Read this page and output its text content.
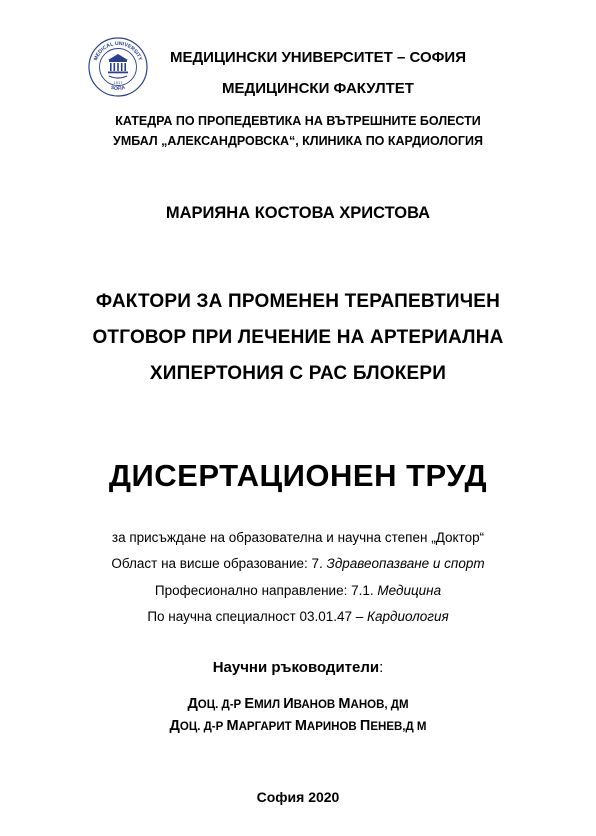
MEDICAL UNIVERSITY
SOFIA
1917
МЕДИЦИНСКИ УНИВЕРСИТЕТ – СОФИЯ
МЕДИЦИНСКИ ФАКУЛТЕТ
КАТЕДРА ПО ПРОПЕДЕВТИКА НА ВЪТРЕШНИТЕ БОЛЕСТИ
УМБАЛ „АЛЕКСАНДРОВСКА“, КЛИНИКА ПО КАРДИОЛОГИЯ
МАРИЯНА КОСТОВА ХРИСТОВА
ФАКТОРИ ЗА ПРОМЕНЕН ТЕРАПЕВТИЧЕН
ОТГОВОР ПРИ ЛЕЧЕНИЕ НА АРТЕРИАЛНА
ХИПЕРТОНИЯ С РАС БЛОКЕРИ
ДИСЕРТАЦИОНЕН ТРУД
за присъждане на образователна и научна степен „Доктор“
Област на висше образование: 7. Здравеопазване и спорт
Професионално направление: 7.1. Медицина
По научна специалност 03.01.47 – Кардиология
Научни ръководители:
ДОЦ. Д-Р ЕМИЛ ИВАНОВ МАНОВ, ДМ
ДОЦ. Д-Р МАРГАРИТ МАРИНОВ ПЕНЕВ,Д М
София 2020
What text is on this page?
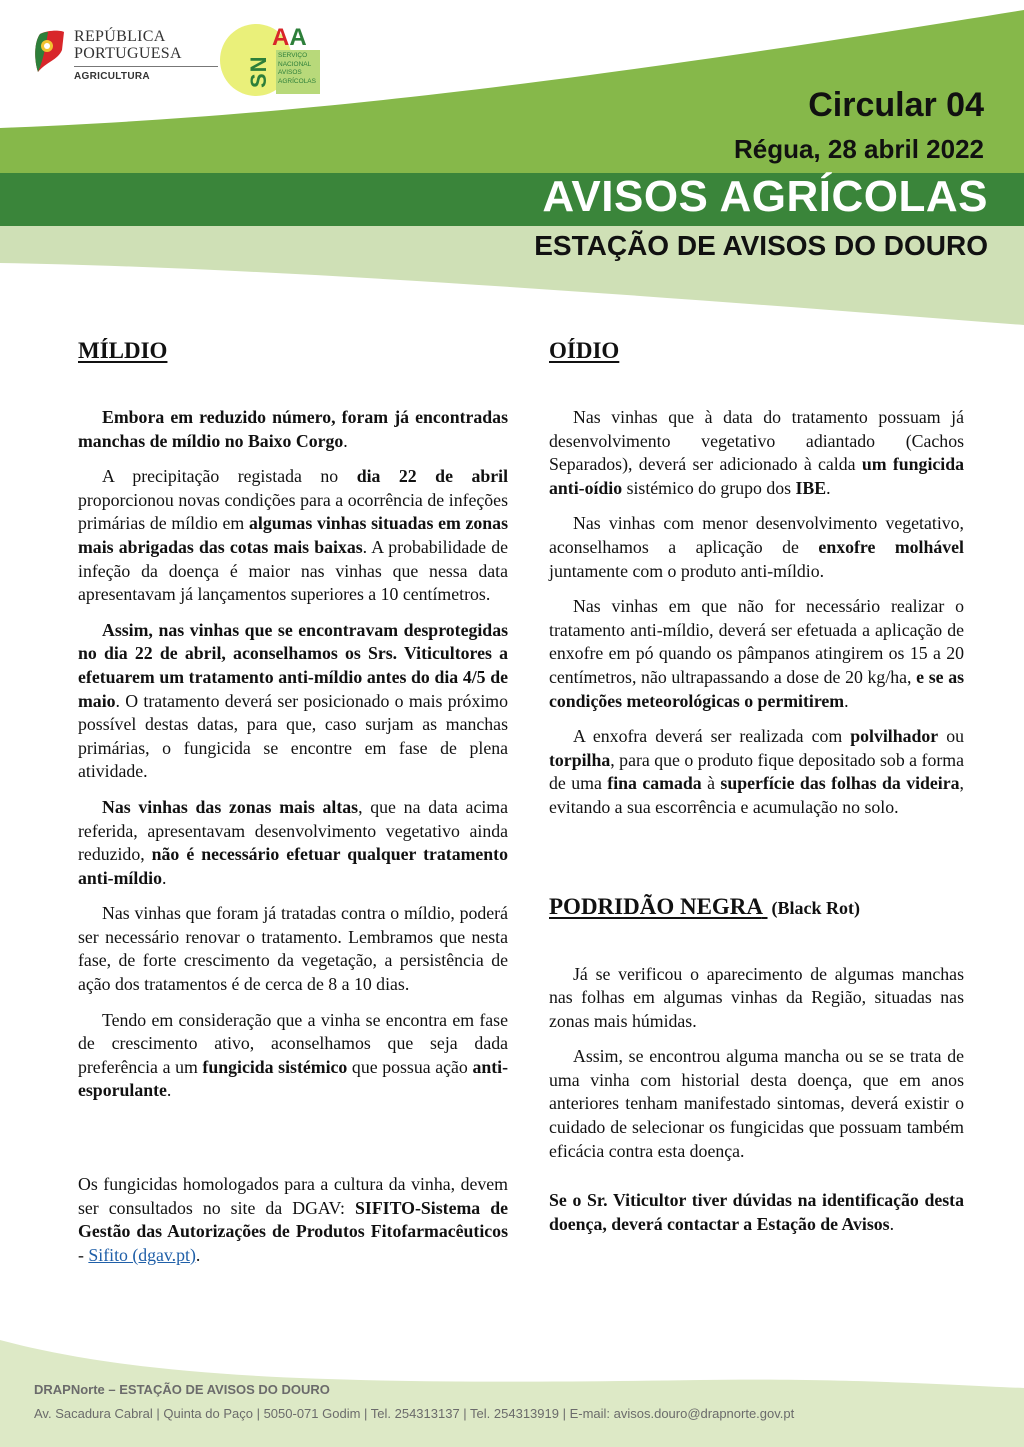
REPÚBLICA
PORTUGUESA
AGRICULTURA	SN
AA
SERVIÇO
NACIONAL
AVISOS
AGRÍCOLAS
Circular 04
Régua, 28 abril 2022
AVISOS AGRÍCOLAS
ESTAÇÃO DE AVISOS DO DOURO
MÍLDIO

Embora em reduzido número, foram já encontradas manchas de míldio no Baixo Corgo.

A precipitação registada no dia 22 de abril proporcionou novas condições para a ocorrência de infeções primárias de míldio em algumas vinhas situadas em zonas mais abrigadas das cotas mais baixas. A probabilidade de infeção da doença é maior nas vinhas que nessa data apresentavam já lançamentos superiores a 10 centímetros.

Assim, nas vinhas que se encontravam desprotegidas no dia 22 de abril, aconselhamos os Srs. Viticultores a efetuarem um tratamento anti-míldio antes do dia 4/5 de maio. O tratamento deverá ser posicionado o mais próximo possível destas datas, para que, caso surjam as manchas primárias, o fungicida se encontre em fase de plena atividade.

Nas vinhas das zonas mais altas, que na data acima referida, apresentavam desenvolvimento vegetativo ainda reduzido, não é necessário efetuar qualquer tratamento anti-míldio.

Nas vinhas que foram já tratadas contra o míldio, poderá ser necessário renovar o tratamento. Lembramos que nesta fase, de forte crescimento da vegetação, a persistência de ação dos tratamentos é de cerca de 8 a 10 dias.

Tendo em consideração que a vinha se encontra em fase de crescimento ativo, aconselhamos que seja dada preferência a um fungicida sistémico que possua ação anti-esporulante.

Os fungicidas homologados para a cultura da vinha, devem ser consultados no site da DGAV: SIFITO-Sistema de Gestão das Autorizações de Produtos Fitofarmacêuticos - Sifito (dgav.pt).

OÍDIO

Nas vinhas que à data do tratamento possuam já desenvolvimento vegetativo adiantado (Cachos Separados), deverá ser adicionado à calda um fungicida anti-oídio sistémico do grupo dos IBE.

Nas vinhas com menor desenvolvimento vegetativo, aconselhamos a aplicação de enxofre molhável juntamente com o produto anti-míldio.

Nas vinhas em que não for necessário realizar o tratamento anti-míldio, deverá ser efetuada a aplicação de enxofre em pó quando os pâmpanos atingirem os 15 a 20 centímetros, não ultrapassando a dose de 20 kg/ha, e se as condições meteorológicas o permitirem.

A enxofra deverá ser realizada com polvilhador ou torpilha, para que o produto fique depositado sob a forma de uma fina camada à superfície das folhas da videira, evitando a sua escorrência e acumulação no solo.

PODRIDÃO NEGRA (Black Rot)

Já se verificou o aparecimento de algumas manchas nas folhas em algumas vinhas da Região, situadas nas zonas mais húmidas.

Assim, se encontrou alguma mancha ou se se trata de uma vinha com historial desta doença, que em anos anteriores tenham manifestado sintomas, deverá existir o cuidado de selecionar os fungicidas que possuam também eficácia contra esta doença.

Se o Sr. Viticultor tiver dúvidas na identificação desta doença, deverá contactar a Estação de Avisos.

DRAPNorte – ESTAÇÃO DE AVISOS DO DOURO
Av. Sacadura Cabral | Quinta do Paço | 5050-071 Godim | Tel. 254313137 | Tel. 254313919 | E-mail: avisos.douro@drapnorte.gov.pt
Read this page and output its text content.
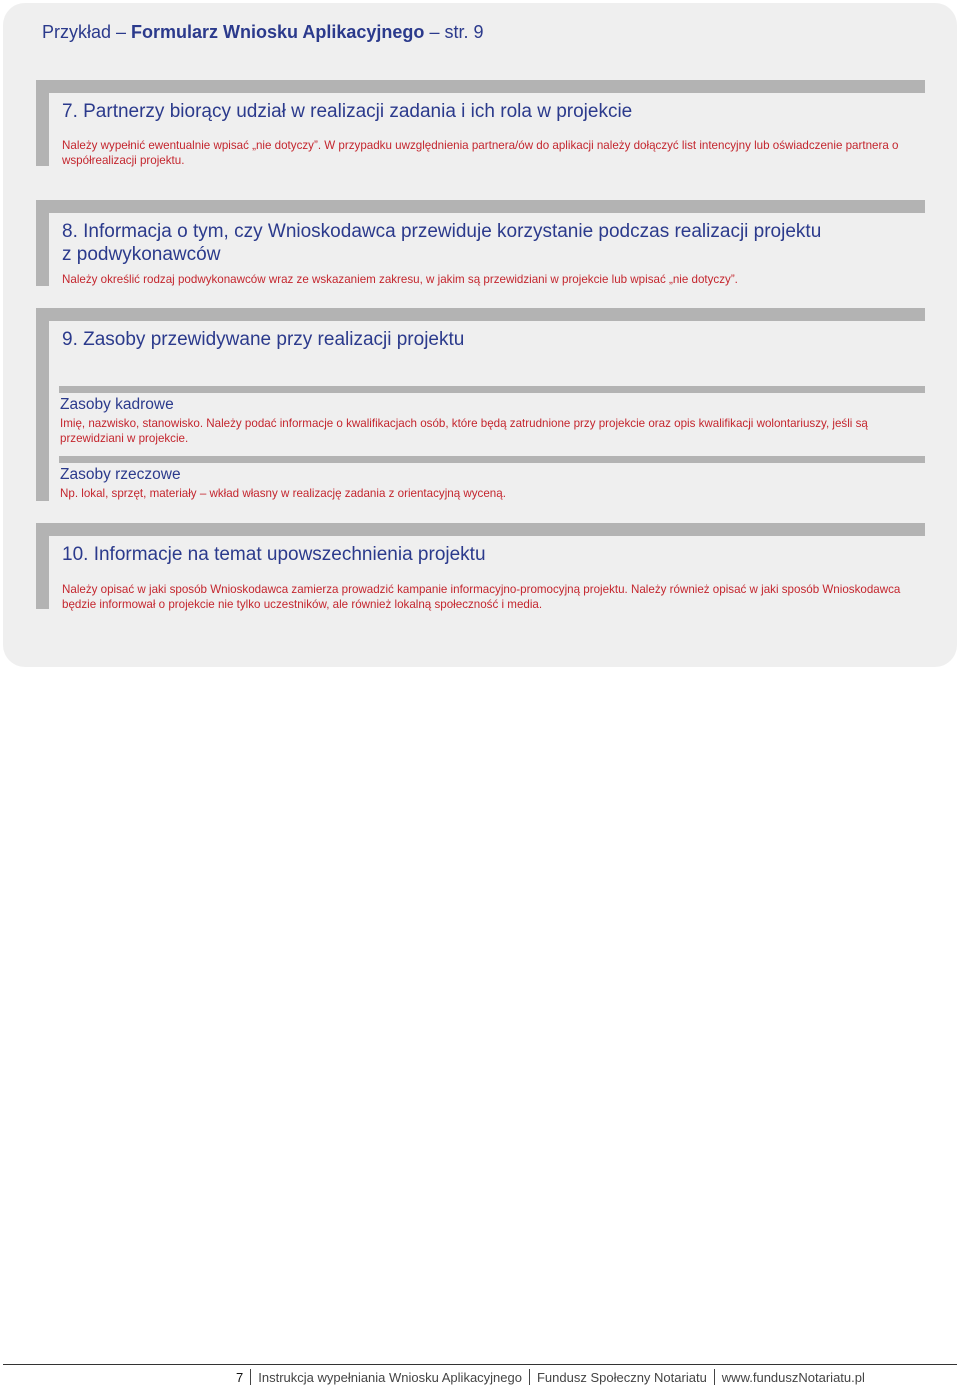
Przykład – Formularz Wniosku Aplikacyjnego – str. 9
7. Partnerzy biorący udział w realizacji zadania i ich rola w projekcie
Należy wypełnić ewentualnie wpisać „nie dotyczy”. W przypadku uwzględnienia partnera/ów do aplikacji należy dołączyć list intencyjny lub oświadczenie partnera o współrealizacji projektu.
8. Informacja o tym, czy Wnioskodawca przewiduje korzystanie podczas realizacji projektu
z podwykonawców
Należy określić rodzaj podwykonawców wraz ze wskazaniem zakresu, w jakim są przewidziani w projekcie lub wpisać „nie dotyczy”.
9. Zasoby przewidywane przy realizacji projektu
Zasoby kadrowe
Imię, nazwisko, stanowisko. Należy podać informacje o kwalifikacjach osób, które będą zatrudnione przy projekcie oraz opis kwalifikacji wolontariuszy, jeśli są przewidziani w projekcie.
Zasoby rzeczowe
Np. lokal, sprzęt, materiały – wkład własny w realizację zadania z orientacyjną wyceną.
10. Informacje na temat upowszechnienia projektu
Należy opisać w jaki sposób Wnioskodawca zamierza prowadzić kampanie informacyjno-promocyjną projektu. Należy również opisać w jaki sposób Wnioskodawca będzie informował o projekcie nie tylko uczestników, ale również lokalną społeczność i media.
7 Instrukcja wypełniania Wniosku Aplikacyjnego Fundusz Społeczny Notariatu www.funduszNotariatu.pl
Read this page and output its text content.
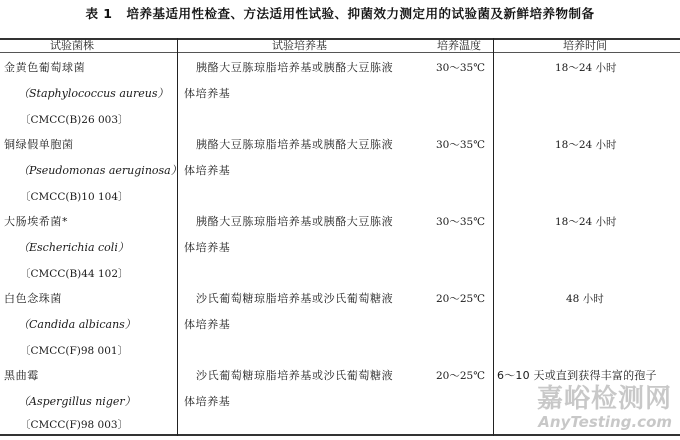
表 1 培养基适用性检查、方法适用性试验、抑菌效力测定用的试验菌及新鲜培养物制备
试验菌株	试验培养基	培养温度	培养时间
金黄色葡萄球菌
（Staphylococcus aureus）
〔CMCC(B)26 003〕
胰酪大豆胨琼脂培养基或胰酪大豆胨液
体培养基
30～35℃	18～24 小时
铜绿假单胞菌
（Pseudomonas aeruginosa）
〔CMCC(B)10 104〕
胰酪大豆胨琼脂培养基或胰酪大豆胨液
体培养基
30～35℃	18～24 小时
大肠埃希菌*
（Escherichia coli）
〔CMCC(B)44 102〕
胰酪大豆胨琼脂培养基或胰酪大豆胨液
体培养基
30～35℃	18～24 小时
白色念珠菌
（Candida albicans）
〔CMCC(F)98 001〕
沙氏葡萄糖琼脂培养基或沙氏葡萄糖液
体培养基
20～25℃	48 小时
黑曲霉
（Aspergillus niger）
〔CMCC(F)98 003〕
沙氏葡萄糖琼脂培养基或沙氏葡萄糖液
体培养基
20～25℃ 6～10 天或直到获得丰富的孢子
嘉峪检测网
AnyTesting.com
= = = = = = =
> **EXERCISE**
Extract all lines from the data in which "przewidziani" is found.

> **EXERCISE RESPONSE**
Należy określić rodzaj podwykonawców wraz ze wskazaniem zakresu, w jakim są przewidziani w projekcie lub wpisać „nie dotyczy”.
Imię, nazwisko, stanowisko. Należy podać informacje o kwalifikacjach osób, które będą zatrudnione przy projekcie oraz opis kwalifikacji wolontariuszy, jeśli są przewidziani w projekcie.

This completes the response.